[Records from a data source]
━━━━━━━━━━━━━━━━

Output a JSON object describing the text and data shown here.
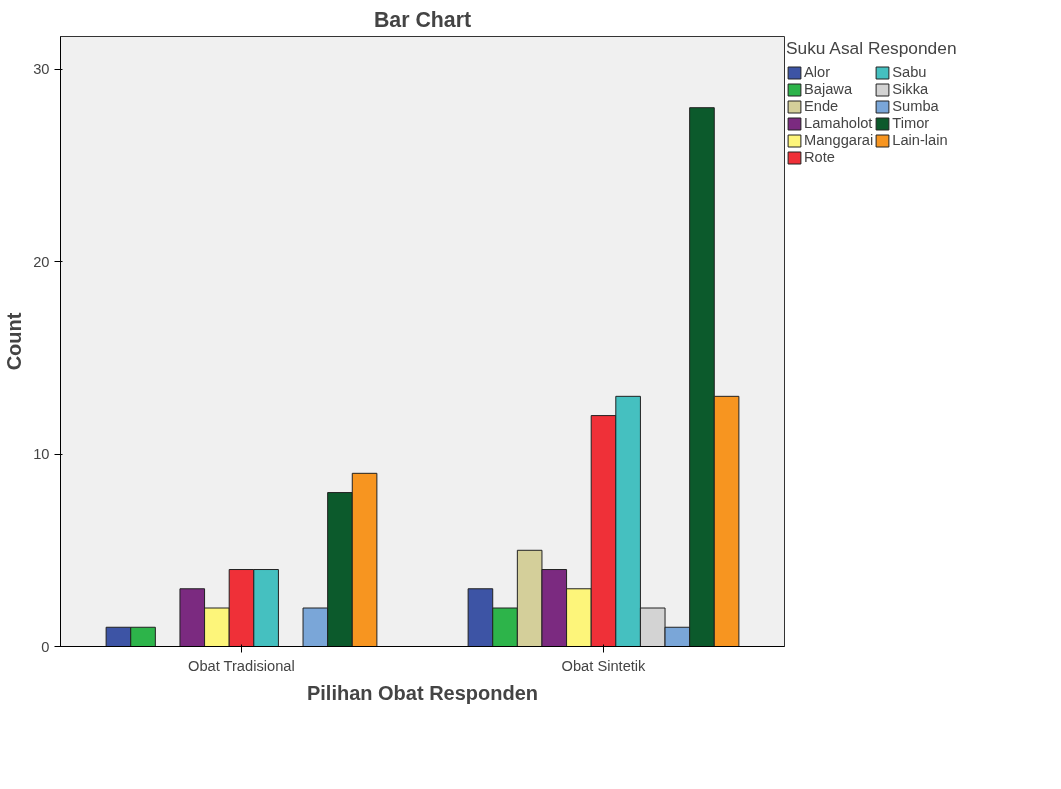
{
  "chart_data": {
    "type": "bar",
    "title": "Bar Chart",
    "xlabel": "Pilihan Obat Responden",
    "ylabel": "Count",
    "legend_title": "Suku Asal Responden",
    "categories": [
      "Obat Tradisional",
      "Obat Sintetik"
    ],
    "series": [
      {
        "name": "Alor",
        "color": "#3d54a5",
        "values": [
          1,
          3
        ]
      },
      {
        "name": "Bajawa",
        "color": "#2db44a",
        "values": [
          1,
          2
        ]
      },
      {
        "name": "Ende",
        "color": "#d4cf9a",
        "values": [
          null,
          5
        ]
      },
      {
        "name": "Lamaholot",
        "color": "#7b2a80",
        "values": [
          3,
          4
        ]
      },
      {
        "name": "Manggarai",
        "color": "#fdf57a",
        "values": [
          2,
          3
        ]
      },
      {
        "name": "Rote",
        "color": "#ef3038",
        "values": [
          4,
          12
        ]
      },
      {
        "name": "Sabu",
        "color": "#45c0c0",
        "values": [
          4,
          13
        ]
      },
      {
        "name": "Sikka",
        "color": "#d3d3d3",
        "values": [
          null,
          2
        ]
      },
      {
        "name": "Sumba",
        "color": "#7aa6d8",
        "values": [
          2,
          1
        ]
      },
      {
        "name": "Timor",
        "color": "#0c5a2c",
        "values": [
          8,
          28
        ]
      },
      {
        "name": "Lain-lain",
        "color": "#f79520",
        "values": [
          9,
          13
        ]
      }
    ],
    "ylim": [
      0,
      31.7
    ],
    "yticks": [
      0,
      10,
      20,
      30
    ],
    "grid": false,
    "legend": "top right"
  }
}
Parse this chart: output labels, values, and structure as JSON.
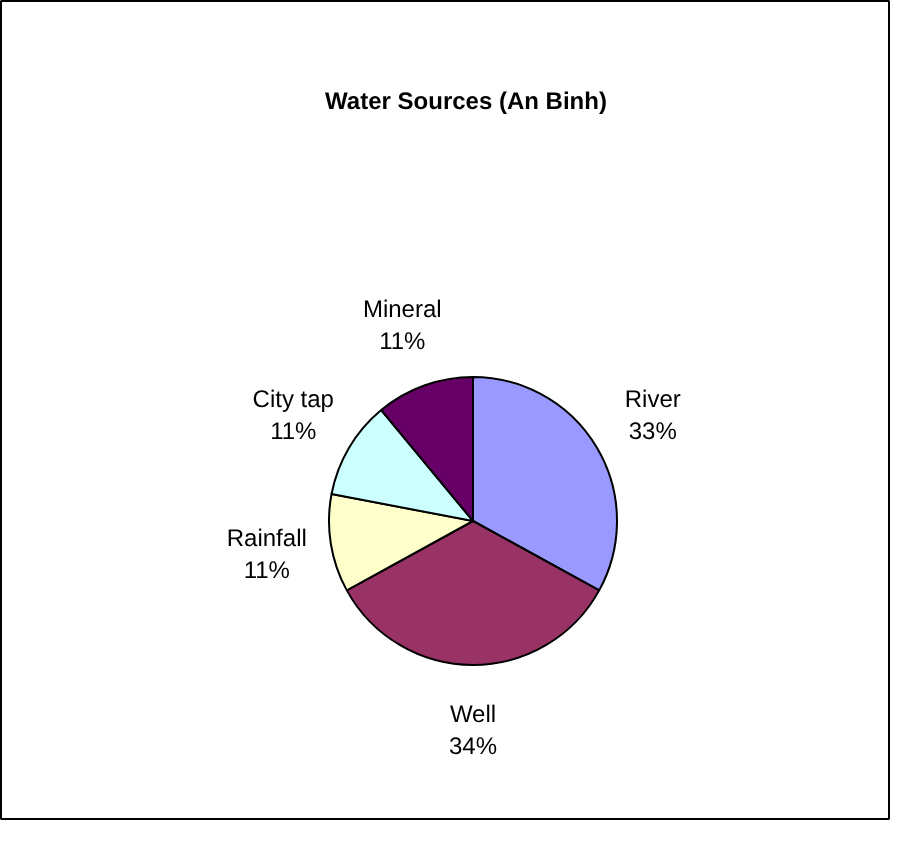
{
  "chart_data": {
    "type": "pie",
    "title": "Water Sources (An Binh)",
    "categories": [
      "River",
      "Well",
      "Rainfall",
      "City tap",
      "Mineral"
    ],
    "values": [
      33,
      34,
      11,
      11,
      11
    ],
    "value_labels": [
      "33%",
      "34%",
      "11%",
      "11%",
      "11%"
    ],
    "colors": [
      "#9999ff",
      "#993366",
      "#ffffcc",
      "#ccffff",
      "#660066"
    ]
  }
}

━━━━━━━━━━━━━━━━

=== WHAT TO DO ===
Check every line in the material above for the string "Responden", then give only the number of lines that have it.

=== SOLUTION ===
2